[Records about charts and figures]
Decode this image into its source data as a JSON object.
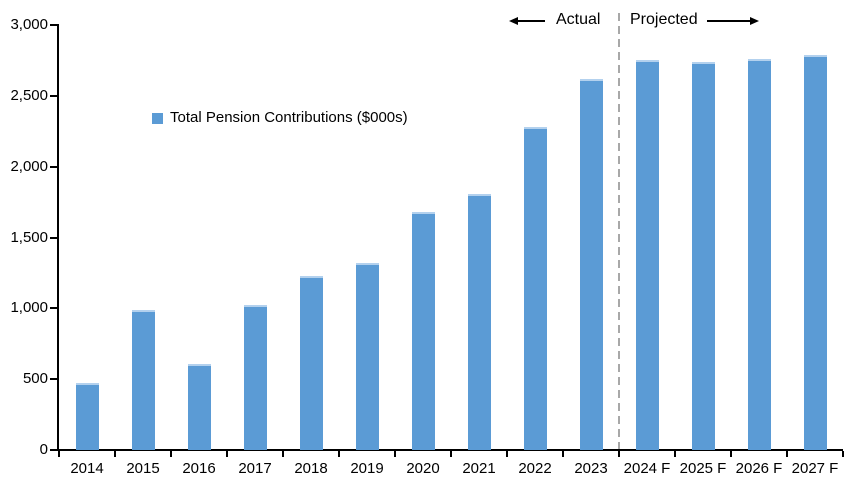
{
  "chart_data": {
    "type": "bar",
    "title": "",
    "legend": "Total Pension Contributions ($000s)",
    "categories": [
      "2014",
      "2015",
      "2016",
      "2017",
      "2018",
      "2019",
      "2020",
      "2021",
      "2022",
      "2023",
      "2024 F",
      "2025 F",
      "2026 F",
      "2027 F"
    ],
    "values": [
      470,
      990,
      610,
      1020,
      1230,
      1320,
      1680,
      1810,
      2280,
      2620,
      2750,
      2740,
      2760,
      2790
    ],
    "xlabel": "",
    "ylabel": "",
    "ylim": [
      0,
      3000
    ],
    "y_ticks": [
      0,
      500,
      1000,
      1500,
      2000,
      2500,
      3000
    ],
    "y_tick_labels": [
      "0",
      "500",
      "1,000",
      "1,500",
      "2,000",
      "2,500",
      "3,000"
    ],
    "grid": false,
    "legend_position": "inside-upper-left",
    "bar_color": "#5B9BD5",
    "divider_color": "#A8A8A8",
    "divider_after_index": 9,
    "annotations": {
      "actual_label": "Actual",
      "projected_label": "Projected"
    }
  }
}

...

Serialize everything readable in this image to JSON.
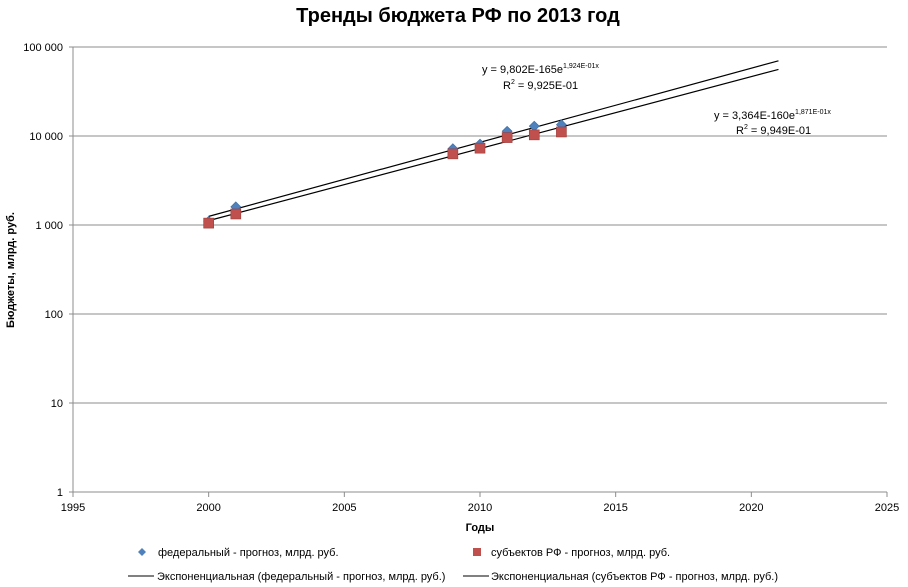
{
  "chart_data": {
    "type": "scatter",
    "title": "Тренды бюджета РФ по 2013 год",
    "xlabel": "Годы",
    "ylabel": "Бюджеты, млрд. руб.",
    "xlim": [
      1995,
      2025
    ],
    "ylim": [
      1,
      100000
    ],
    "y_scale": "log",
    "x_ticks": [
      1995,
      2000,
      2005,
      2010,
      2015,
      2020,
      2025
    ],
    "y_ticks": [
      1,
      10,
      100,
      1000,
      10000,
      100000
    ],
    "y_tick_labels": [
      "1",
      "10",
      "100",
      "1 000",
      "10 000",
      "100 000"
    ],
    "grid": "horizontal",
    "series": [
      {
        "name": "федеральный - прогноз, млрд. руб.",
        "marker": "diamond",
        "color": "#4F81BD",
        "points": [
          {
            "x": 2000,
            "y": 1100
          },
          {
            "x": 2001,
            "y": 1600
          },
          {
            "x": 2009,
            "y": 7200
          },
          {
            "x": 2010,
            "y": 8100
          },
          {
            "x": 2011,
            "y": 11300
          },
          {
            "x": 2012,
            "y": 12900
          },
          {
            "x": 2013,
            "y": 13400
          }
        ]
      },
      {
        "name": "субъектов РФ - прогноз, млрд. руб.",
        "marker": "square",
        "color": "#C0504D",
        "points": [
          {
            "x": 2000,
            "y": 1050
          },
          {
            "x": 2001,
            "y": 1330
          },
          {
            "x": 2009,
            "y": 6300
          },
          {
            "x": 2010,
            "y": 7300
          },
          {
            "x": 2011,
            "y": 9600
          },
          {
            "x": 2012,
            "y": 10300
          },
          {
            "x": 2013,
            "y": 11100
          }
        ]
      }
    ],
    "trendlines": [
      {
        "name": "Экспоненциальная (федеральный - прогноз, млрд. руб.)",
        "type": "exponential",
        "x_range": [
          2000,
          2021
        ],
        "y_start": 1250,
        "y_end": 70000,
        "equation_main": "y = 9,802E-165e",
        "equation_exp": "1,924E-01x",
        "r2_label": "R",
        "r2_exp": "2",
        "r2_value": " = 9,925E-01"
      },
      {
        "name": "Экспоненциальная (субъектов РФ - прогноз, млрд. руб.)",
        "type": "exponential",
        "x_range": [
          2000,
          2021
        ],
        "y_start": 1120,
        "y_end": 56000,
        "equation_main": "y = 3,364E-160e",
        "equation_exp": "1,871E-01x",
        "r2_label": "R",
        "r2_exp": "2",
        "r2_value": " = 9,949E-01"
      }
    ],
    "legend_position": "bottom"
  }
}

---

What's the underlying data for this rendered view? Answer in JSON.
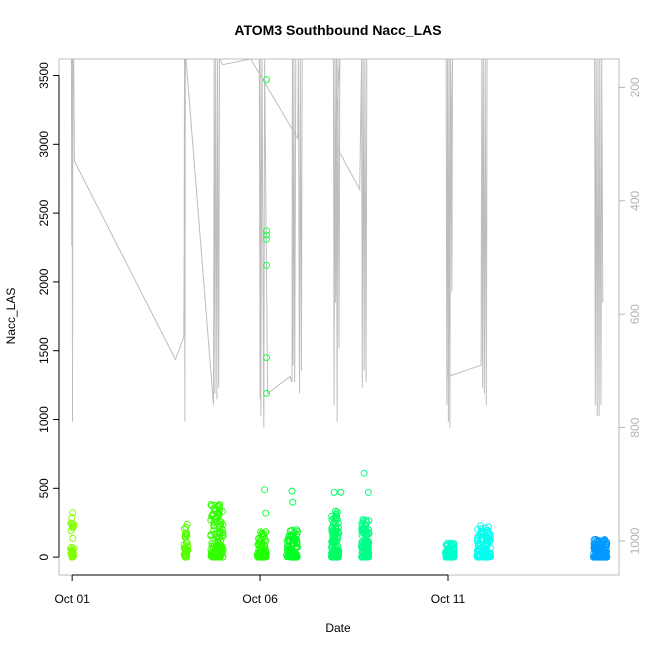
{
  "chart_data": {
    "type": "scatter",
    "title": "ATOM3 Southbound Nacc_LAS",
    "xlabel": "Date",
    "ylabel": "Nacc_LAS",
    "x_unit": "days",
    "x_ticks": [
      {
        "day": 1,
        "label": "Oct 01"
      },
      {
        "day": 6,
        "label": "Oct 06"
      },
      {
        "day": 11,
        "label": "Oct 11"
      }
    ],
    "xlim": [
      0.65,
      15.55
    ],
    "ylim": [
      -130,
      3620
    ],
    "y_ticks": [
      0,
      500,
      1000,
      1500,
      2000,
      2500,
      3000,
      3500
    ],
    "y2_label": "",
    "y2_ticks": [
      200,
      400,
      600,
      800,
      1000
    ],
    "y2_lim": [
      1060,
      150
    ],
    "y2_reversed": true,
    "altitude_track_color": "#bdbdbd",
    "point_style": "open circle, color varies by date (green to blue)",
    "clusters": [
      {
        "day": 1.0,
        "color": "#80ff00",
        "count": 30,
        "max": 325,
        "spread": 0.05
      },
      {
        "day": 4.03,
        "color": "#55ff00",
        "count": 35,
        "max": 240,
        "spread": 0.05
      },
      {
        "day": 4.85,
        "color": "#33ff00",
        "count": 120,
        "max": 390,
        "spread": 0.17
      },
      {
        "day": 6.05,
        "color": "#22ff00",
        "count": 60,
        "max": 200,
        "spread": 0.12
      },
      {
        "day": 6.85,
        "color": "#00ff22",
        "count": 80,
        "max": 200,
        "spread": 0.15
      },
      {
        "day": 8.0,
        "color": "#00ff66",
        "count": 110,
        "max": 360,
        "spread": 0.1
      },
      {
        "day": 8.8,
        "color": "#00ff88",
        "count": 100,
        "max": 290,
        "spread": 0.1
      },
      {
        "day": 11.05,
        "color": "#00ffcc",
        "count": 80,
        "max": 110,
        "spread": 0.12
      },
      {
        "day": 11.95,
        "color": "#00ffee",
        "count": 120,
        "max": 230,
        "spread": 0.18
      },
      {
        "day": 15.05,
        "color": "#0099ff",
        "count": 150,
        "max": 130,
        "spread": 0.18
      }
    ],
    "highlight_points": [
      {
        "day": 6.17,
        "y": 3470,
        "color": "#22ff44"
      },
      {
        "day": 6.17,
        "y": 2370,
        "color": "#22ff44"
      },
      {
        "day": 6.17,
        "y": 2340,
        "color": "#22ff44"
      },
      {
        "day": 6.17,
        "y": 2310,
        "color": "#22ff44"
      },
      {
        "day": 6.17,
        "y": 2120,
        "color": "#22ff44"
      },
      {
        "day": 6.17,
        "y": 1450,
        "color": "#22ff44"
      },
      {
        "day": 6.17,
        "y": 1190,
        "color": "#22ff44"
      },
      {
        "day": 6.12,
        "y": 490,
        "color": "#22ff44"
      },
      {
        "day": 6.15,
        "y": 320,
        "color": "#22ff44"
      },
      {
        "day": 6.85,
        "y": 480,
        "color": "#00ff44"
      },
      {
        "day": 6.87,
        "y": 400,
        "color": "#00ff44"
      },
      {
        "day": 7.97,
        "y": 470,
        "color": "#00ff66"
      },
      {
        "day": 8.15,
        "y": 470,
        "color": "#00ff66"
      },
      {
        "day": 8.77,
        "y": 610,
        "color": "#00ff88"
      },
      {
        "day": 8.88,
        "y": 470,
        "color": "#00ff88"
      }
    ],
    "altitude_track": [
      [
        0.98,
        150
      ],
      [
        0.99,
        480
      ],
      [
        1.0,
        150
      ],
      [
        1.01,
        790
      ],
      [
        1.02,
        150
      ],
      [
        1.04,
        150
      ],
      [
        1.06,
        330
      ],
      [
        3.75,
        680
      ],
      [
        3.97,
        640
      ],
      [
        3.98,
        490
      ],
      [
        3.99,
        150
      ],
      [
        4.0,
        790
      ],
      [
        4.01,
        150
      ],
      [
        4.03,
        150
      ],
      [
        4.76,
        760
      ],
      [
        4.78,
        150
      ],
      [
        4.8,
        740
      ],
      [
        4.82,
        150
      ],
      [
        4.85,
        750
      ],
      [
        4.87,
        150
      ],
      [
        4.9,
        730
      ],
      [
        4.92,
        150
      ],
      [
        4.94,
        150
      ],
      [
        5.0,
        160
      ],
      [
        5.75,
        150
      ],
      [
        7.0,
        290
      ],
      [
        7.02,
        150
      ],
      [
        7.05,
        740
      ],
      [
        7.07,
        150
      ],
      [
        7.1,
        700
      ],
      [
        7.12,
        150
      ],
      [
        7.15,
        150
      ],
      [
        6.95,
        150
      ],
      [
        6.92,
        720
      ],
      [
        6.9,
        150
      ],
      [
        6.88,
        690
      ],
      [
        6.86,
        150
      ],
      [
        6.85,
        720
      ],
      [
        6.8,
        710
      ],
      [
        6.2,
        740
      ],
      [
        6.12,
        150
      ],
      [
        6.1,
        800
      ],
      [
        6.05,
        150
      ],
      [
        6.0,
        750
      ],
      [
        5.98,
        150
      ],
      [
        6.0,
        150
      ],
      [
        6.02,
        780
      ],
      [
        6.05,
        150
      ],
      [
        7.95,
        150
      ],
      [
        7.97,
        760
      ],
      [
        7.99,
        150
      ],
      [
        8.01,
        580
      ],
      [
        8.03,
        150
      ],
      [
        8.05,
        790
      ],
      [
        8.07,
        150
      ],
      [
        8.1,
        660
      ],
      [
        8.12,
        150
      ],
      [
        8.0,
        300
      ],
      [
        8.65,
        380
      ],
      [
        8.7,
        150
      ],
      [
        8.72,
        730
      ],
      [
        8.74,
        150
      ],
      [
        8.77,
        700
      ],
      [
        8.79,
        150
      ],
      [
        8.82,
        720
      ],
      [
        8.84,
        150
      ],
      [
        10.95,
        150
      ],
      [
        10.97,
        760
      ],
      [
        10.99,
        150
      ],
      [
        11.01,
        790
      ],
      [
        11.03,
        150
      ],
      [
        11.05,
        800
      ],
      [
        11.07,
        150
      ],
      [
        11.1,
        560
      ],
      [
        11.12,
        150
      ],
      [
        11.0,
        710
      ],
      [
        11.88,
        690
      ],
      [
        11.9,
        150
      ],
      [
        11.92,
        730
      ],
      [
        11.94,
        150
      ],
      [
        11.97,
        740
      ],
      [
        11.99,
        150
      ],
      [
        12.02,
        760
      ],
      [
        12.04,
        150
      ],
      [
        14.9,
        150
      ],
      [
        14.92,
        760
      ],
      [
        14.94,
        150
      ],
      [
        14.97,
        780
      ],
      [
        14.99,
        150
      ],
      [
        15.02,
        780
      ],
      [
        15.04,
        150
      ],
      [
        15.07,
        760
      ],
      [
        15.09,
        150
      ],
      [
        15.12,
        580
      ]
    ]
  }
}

▶ **SET EXERCISE**:
Copy out every line from the material above in which the word "млрд" appears.

▶ **ANSWER TO THIS EXERCISE**:
    "ylabel": "Бюджеты, млрд. руб.",
        "name": "федеральный - прогноз, млрд. руб.",
        "name": "субъектов РФ - прогноз, млрд. руб.",
        "name": "Экспоненциальная (федеральный - прогноз, млрд. руб.)",
        "name": "Экспоненциальная (субъектов РФ - прогноз, млрд. руб.)",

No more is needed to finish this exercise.